_YOUR TASK_: Return the records word for word. Any pictures in them are not part of the copy.

_TASK INPUTS_:
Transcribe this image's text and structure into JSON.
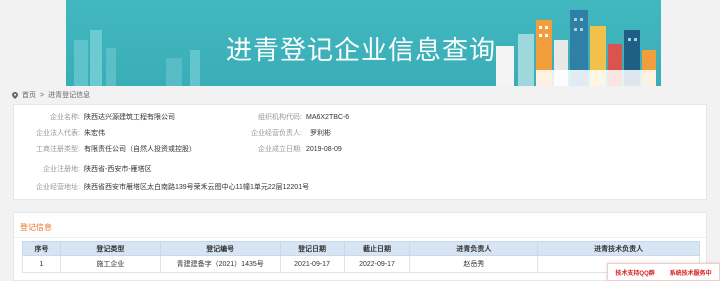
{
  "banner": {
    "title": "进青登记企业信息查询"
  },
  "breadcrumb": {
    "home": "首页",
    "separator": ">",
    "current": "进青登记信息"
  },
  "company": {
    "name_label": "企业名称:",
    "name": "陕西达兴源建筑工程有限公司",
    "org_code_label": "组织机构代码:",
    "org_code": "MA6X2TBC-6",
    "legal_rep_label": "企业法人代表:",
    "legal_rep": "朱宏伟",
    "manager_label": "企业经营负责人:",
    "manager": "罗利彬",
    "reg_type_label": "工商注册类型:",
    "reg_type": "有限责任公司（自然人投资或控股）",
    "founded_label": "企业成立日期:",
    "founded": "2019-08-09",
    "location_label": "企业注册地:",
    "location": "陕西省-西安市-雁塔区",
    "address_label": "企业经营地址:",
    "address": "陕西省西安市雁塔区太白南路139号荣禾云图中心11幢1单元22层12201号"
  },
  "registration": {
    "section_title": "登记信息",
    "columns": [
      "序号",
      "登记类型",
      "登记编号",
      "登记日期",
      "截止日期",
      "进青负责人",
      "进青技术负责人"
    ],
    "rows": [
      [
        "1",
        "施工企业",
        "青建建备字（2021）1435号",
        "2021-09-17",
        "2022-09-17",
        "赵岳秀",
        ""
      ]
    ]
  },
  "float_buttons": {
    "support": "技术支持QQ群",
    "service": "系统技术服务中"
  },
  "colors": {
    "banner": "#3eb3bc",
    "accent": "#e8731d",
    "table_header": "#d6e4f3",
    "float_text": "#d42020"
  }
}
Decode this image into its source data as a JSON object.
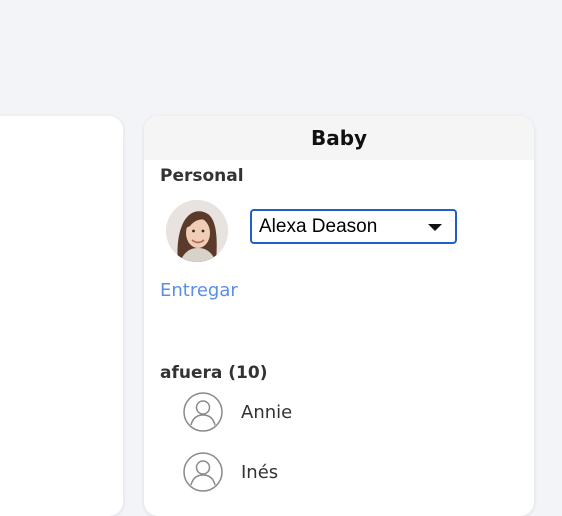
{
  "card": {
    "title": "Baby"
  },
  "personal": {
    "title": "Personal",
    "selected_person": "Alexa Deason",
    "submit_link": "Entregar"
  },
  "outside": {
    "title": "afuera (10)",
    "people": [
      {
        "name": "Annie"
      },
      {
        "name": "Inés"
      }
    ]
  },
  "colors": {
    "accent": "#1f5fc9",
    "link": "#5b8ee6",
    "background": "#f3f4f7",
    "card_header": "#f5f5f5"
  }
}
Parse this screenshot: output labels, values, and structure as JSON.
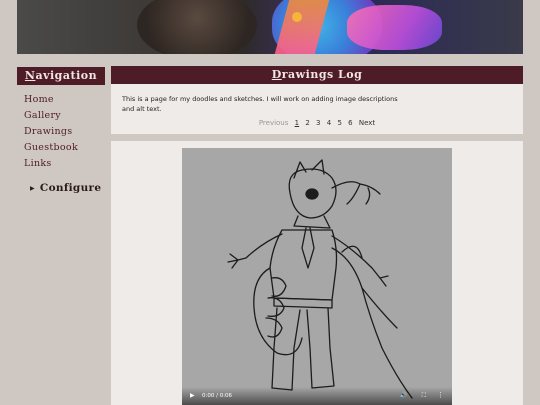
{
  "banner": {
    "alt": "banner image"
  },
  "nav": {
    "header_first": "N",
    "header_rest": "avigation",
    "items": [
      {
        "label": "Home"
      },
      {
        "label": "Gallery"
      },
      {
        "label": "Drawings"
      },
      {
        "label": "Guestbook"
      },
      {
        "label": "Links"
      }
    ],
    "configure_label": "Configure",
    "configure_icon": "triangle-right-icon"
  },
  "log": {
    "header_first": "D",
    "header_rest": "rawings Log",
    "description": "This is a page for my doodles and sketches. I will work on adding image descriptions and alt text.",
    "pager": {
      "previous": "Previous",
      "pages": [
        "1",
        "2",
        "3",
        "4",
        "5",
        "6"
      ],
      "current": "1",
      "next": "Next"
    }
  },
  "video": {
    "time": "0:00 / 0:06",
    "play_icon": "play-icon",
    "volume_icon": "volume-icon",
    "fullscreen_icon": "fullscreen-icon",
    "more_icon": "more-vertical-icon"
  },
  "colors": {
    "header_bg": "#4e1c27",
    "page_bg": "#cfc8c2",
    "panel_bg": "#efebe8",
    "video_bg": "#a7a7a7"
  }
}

_TASK ANSWER_:
Transcribe this image's text and structure into JSON.
{
  "banner": {
    "title": "进青登记企业信息查询"
  },
  "breadcrumb": {
    "home": "首页",
    "separator": ">",
    "current": "进青登记信息"
  },
  "company": {
    "name_label": "企业名称:",
    "name": "陕西达兴源建筑工程有限公司",
    "org_code_label": "组织机构代码:",
    "org_code": "MA6X2TBC-6",
    "legal_rep_label": "企业法人代表:",
    "legal_rep": "朱宏伟",
    "manager_label": "企业经营负责人:",
    "manager": "罗利彬",
    "reg_type_label": "工商注册类型:",
    "reg_type": "有限责任公司（自然人投资或控股）",
    "founded_label": "企业成立日期:",
    "founded": "2019-08-09",
    "location_label": "企业注册地:",
    "location": "陕西省-西安市-雁塔区",
    "address_label": "企业经营地址:",
    "address": "陕西省西安市雁塔区太白南路139号荣禾云图中心11幢1单元22层12201号"
  },
  "registration": {
    "section_title": "登记信息",
    "columns": [
      "序号",
      "登记类型",
      "登记编号",
      "登记日期",
      "截止日期",
      "进青负责人",
      "进青技术负责人"
    ],
    "rows": [
      [
        "1",
        "施工企业",
        "青建建备字（2021）1435号",
        "2021-09-17",
        "2022-09-17",
        "赵岳秀",
        ""
      ]
    ]
  },
  "float_buttons": {
    "support": "技术支持QQ群",
    "service": "系统技术服务中"
  },
  "colors": {
    "banner": "#3eb3bc",
    "accent": "#e8731d",
    "table_header": "#d6e4f3",
    "float_text": "#d42020"
  }
}
Decode this image into its source data as a JSON object.
{
  "card": {
    "title": "Baby"
  },
  "personal": {
    "title": "Personal",
    "selected_person": "Alexa Deason",
    "submit_link": "Entregar"
  },
  "outside": {
    "title": "afuera (10)",
    "people": [
      {
        "name": "Annie"
      },
      {
        "name": "Inés"
      }
    ]
  },
  "colors": {
    "accent": "#1f5fc9",
    "link": "#5b8ee6",
    "background": "#f3f4f7",
    "card_header": "#f5f5f5"
  }
}
Parse this screenshot: output labels, values, and structure as JSON.
{
  "banner": {
    "alt": "banner image"
  },
  "nav": {
    "header_first": "N",
    "header_rest": "avigation",
    "items": [
      {
        "label": "Home"
      },
      {
        "label": "Gallery"
      },
      {
        "label": "Drawings"
      },
      {
        "label": "Guestbook"
      },
      {
        "label": "Links"
      }
    ],
    "configure_label": "Configure",
    "configure_icon": "triangle-right-icon"
  },
  "log": {
    "header_first": "D",
    "header_rest": "rawings Log",
    "description": "This is a page for my doodles and sketches. I will work on adding image descriptions and alt text.",
    "pager": {
      "previous": "Previous",
      "pages": [
        "1",
        "2",
        "3",
        "4",
        "5",
        "6"
      ],
      "current": "1",
      "next": "Next"
    }
  },
  "video": {
    "time": "0:00 / 0:06",
    "play_icon": "play-icon",
    "volume_icon": "volume-icon",
    "fullscreen_icon": "fullscreen-icon",
    "more_icon": "more-vertical-icon"
  },
  "colors": {
    "header_bg": "#4e1c27",
    "page_bg": "#cfc8c2",
    "panel_bg": "#efebe8",
    "video_bg": "#a7a7a7"
  }
}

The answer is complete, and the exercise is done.